## [Task directions]
Extract every line that contains the word "продолжительность".

## [The input]
+ + +

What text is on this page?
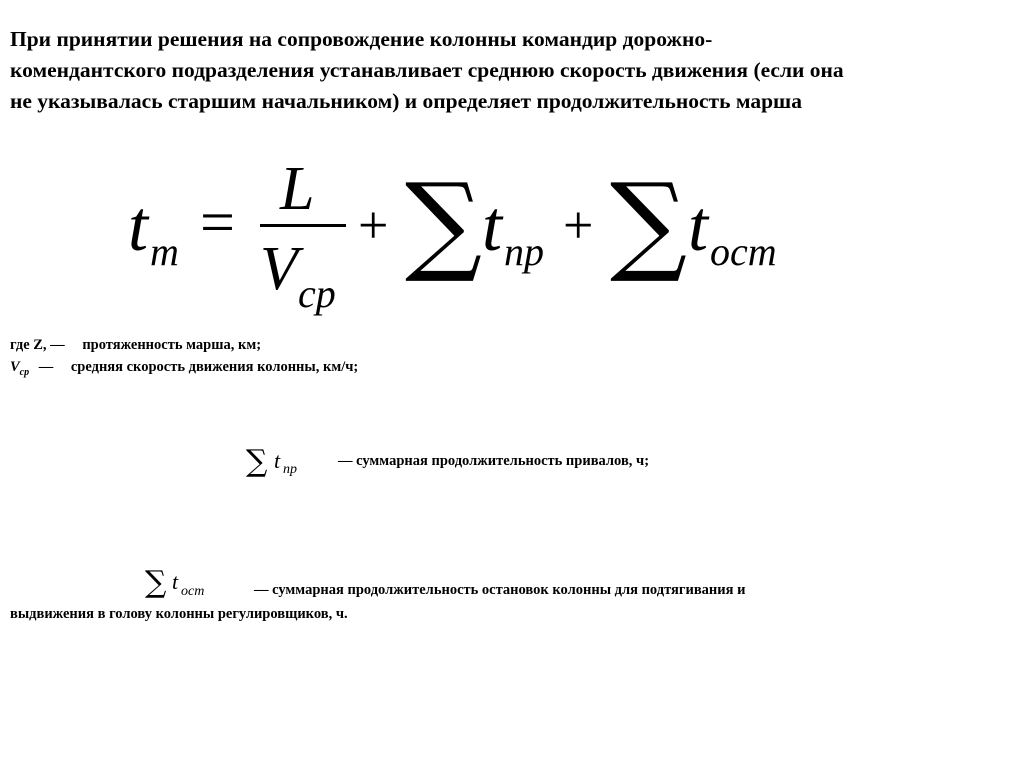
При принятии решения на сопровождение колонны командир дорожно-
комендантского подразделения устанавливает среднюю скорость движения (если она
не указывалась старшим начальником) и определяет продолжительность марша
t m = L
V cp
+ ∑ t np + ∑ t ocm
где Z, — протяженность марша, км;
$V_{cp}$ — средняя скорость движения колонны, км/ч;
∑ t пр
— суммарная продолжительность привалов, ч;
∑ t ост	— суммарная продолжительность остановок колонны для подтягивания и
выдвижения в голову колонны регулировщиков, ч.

+ + +

## [Task output]
не указывалась старшим начальником) и определяет продолжительность марша
— суммарная продолжительность привалов, ч;
∑ t ост	— суммарная продолжительность остановок колонны для подтягивания и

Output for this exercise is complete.